**Problem to solve**
Write the records below out again exactly as given, with no images.

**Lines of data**

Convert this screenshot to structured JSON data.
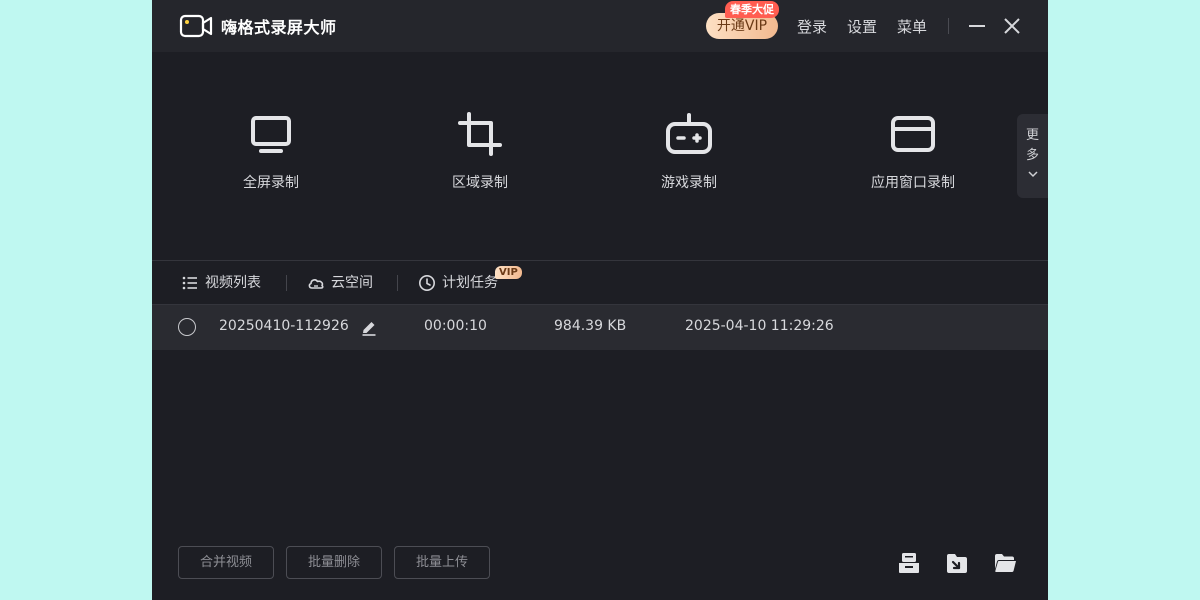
{
  "app": {
    "title": "嗨格式录屏大师"
  },
  "titlebar": {
    "vip_button": "开通VIP",
    "promo_badge": "春季大促",
    "login": "登录",
    "settings": "设置",
    "menu": "菜单"
  },
  "modes": [
    {
      "label": "全屏录制",
      "icon": "monitor-icon"
    },
    {
      "label": "区域录制",
      "icon": "crop-icon"
    },
    {
      "label": "游戏录制",
      "icon": "gamepad-icon"
    },
    {
      "label": "应用窗口录制",
      "icon": "window-icon"
    }
  ],
  "more": {
    "char1": "更",
    "char2": "多"
  },
  "tabs": [
    {
      "label": "视频列表",
      "icon": "list-icon"
    },
    {
      "label": "云空间",
      "icon": "cloud-icon"
    },
    {
      "label": "计划任务",
      "icon": "clock-icon",
      "badge": "VIP"
    }
  ],
  "files": [
    {
      "name": "20250410-112926",
      "duration": "00:00:10",
      "size": "984.39 KB",
      "date": "2025-04-10 11:29:26"
    }
  ],
  "bottom": {
    "merge": "合并视频",
    "batch_delete": "批量删除",
    "batch_upload": "批量上传",
    "icons": [
      "import-icon",
      "export-icon",
      "folder-icon"
    ]
  },
  "colors": {
    "background": "#1d1e24",
    "titlebar": "#25262c",
    "row_highlight": "#2a2b31",
    "vip_gradient_start": "#fde0c4",
    "vip_gradient_end": "#f2b98f",
    "promo_red": "#ff5d51",
    "page_backdrop": "#bff8f1"
  }
}
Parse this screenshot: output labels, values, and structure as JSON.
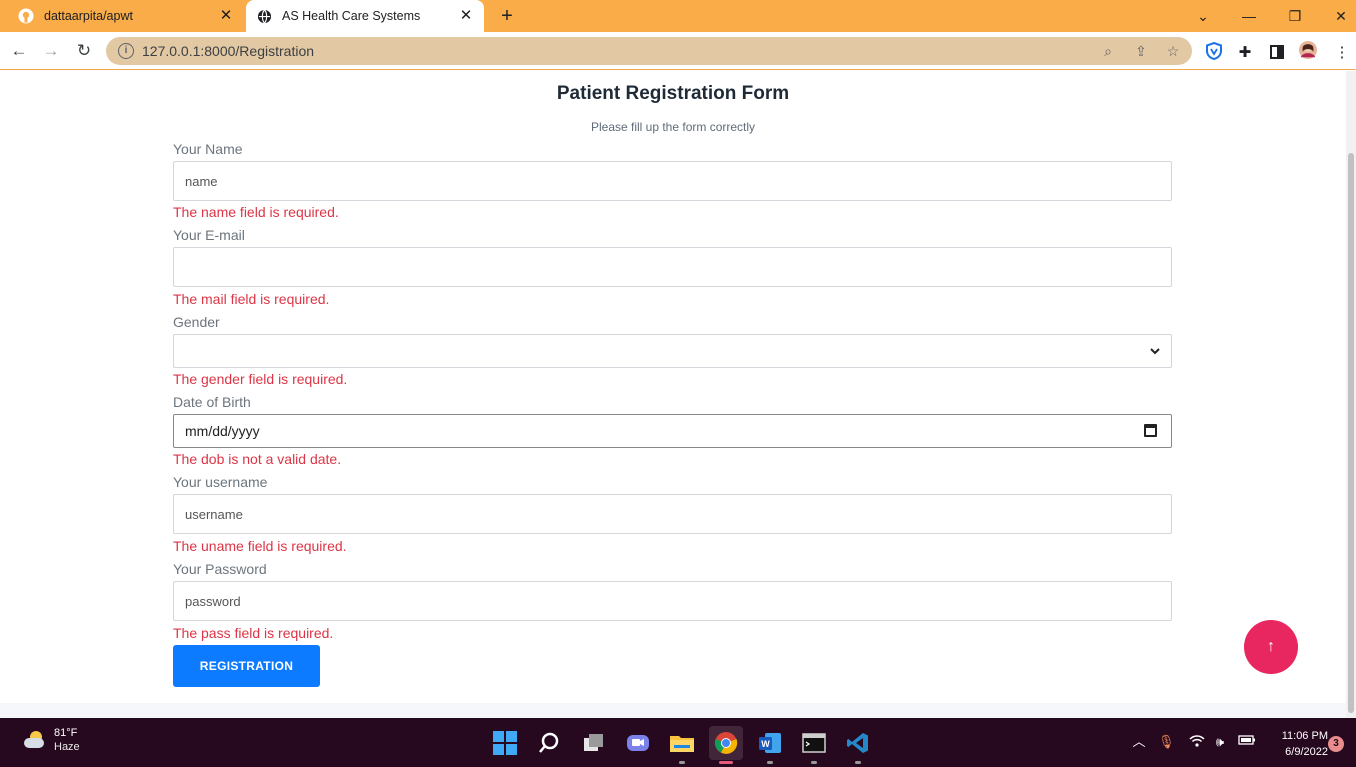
{
  "browser": {
    "tabs": [
      {
        "title": "dattaarpita/apwt",
        "favicon": "github-icon"
      },
      {
        "title": "AS Health Care Systems",
        "favicon": "globe-icon",
        "active": true
      }
    ],
    "url": "127.0.0.1:8000/Registration"
  },
  "form": {
    "title": "Patient Registration Form",
    "subtitle": "Please fill up the form correctly",
    "name": {
      "label": "Your Name",
      "placeholder": "name",
      "error": "The name field is required."
    },
    "email": {
      "label": "Your E-mail",
      "placeholder": "",
      "error": "The mail field is required."
    },
    "gender": {
      "label": "Gender",
      "value": "",
      "error": "The gender field is required."
    },
    "dob": {
      "label": "Date of Birth",
      "placeholder": "mm/dd/yyyy",
      "error": "The dob is not a valid date."
    },
    "username": {
      "label": "Your username",
      "placeholder": "username",
      "error": "The uname field is required."
    },
    "password": {
      "label": "Your Password",
      "placeholder": "password",
      "error": "The pass field is required."
    },
    "submit_label": "REGISTRATION"
  },
  "colors": {
    "tabbar": "#f9ac47",
    "error": "#dc3545",
    "submit": "#0d7bff",
    "back_to_top": "#e8265f",
    "taskbar": "#27091f"
  },
  "taskbar": {
    "weather": {
      "temp": "81°F",
      "condition": "Haze"
    },
    "time": "11:06 PM",
    "date": "6/9/2022",
    "notifications": "3"
  }
}
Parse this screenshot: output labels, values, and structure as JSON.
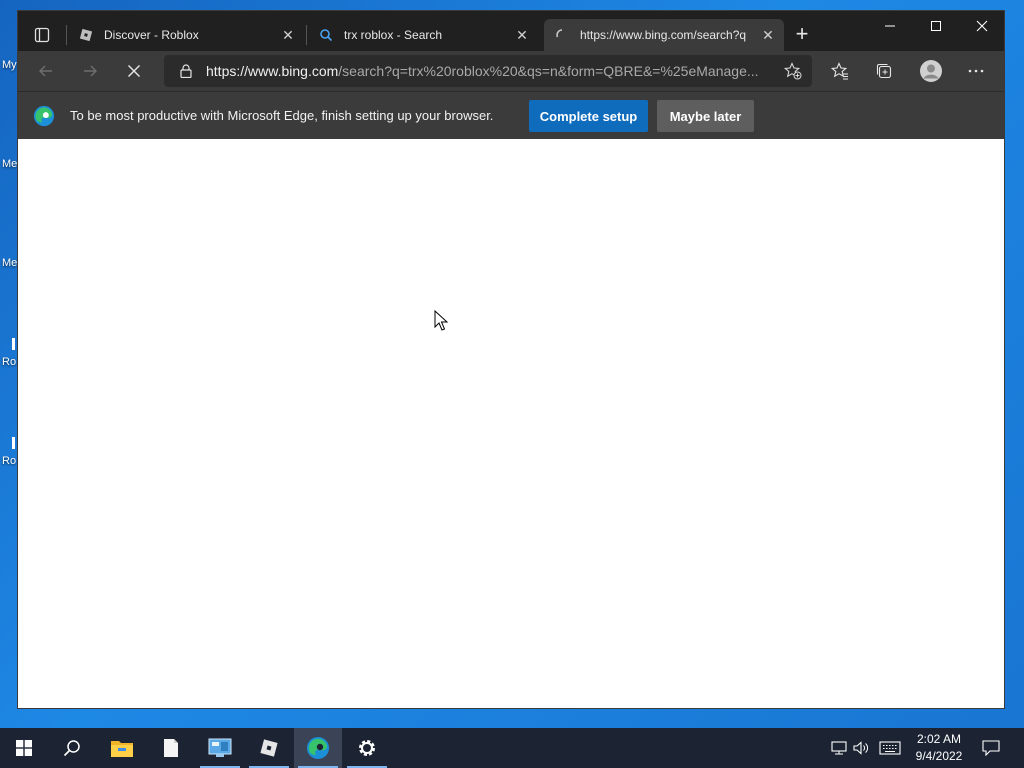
{
  "desktop": {
    "labels": [
      "My",
      "Me",
      "Me",
      "Ro",
      "Ro"
    ]
  },
  "tabs": [
    {
      "title": "Discover - Roblox",
      "icon": "roblox-icon"
    },
    {
      "title": "trx roblox - Search",
      "icon": "search-icon"
    },
    {
      "title": "https://www.bing.com/search?q",
      "icon": "loading-spinner-icon",
      "active": true
    }
  ],
  "address_bar": {
    "host": "https://www.bing.com",
    "path": "/search?q=trx%20roblox%20&qs=n&form=QBRE&=%25eManage..."
  },
  "infobar": {
    "message": "To be most productive with Microsoft Edge, finish setting up your browser.",
    "primary_label": "Complete setup",
    "secondary_label": "Maybe later"
  },
  "taskbar": {
    "apps": [
      "start-icon",
      "search-icon",
      "file-explorer-icon",
      "document-icon",
      "control-panel-icon",
      "roblox-icon",
      "edge-icon",
      "settings-icon"
    ],
    "time": "2:02 AM",
    "date": "9/4/2022"
  },
  "colors": {
    "accent": "#0f6cbd",
    "toolbar": "#3b3b3b",
    "tabstrip": "#202020",
    "taskbar": "#1c2433"
  }
}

**Task solution**
Convert this screenshot to structured JSON data.
{
  "app": {
    "title": "嗨格式录屏大师"
  },
  "titlebar": {
    "vip_button": "开通VIP",
    "promo_badge": "春季大促",
    "login": "登录",
    "settings": "设置",
    "menu": "菜单"
  },
  "modes": [
    {
      "label": "全屏录制",
      "icon": "monitor-icon"
    },
    {
      "label": "区域录制",
      "icon": "crop-icon"
    },
    {
      "label": "游戏录制",
      "icon": "gamepad-icon"
    },
    {
      "label": "应用窗口录制",
      "icon": "window-icon"
    }
  ],
  "more": {
    "char1": "更",
    "char2": "多"
  },
  "tabs": [
    {
      "label": "视频列表",
      "icon": "list-icon"
    },
    {
      "label": "云空间",
      "icon": "cloud-icon"
    },
    {
      "label": "计划任务",
      "icon": "clock-icon",
      "badge": "VIP"
    }
  ],
  "files": [
    {
      "name": "20250410-112926",
      "duration": "00:00:10",
      "size": "984.39 KB",
      "date": "2025-04-10 11:29:26"
    }
  ],
  "bottom": {
    "merge": "合并视频",
    "batch_delete": "批量删除",
    "batch_upload": "批量上传",
    "icons": [
      "import-icon",
      "export-icon",
      "folder-icon"
    ]
  },
  "colors": {
    "background": "#1d1e24",
    "titlebar": "#25262c",
    "row_highlight": "#2a2b31",
    "vip_gradient_start": "#fde0c4",
    "vip_gradient_end": "#f2b98f",
    "promo_red": "#ff5d51",
    "page_backdrop": "#bff8f1"
  }
}
Parse this screenshot: output labels, values, and structure as JSON.
{
  "browser": {
    "tabs": [
      {
        "title": "dattaarpita/apwt",
        "favicon": "github-icon"
      },
      {
        "title": "AS Health Care Systems",
        "favicon": "globe-icon",
        "active": true
      }
    ],
    "url": "127.0.0.1:8000/Registration"
  },
  "form": {
    "title": "Patient Registration Form",
    "subtitle": "Please fill up the form correctly",
    "name": {
      "label": "Your Name",
      "placeholder": "name",
      "error": "The name field is required."
    },
    "email": {
      "label": "Your E-mail",
      "placeholder": "",
      "error": "The mail field is required."
    },
    "gender": {
      "label": "Gender",
      "value": "",
      "error": "The gender field is required."
    },
    "dob": {
      "label": "Date of Birth",
      "placeholder": "mm/dd/yyyy",
      "error": "The dob is not a valid date."
    },
    "username": {
      "label": "Your username",
      "placeholder": "username",
      "error": "The uname field is required."
    },
    "password": {
      "label": "Your Password",
      "placeholder": "password",
      "error": "The pass field is required."
    },
    "submit_label": "REGISTRATION"
  },
  "colors": {
    "tabbar": "#f9ac47",
    "error": "#dc3545",
    "submit": "#0d7bff",
    "back_to_top": "#e8265f",
    "taskbar": "#27091f"
  },
  "taskbar": {
    "weather": {
      "temp": "81°F",
      "condition": "Haze"
    },
    "time": "11:06 PM",
    "date": "6/9/2022",
    "notifications": "3"
  }
}
Parse this screenshot: output labels, values, and structure as JSON.
{
  "desktop": {
    "labels": [
      "My",
      "Me",
      "Me",
      "Ro",
      "Ro"
    ]
  },
  "tabs": [
    {
      "title": "Discover - Roblox",
      "icon": "roblox-icon"
    },
    {
      "title": "trx roblox - Search",
      "icon": "search-icon"
    },
    {
      "title": "https://www.bing.com/search?q",
      "icon": "loading-spinner-icon",
      "active": true
    }
  ],
  "address_bar": {
    "host": "https://www.bing.com",
    "path": "/search?q=trx%20roblox%20&qs=n&form=QBRE&=%25eManage..."
  },
  "infobar": {
    "message": "To be most productive with Microsoft Edge, finish setting up your browser.",
    "primary_label": "Complete setup",
    "secondary_label": "Maybe later"
  },
  "taskbar": {
    "apps": [
      "start-icon",
      "search-icon",
      "file-explorer-icon",
      "document-icon",
      "control-panel-icon",
      "roblox-icon",
      "edge-icon",
      "settings-icon"
    ],
    "time": "2:02 AM",
    "date": "9/4/2022"
  },
  "colors": {
    "accent": "#0f6cbd",
    "toolbar": "#3b3b3b",
    "tabstrip": "#202020",
    "taskbar": "#1c2433"
  }
}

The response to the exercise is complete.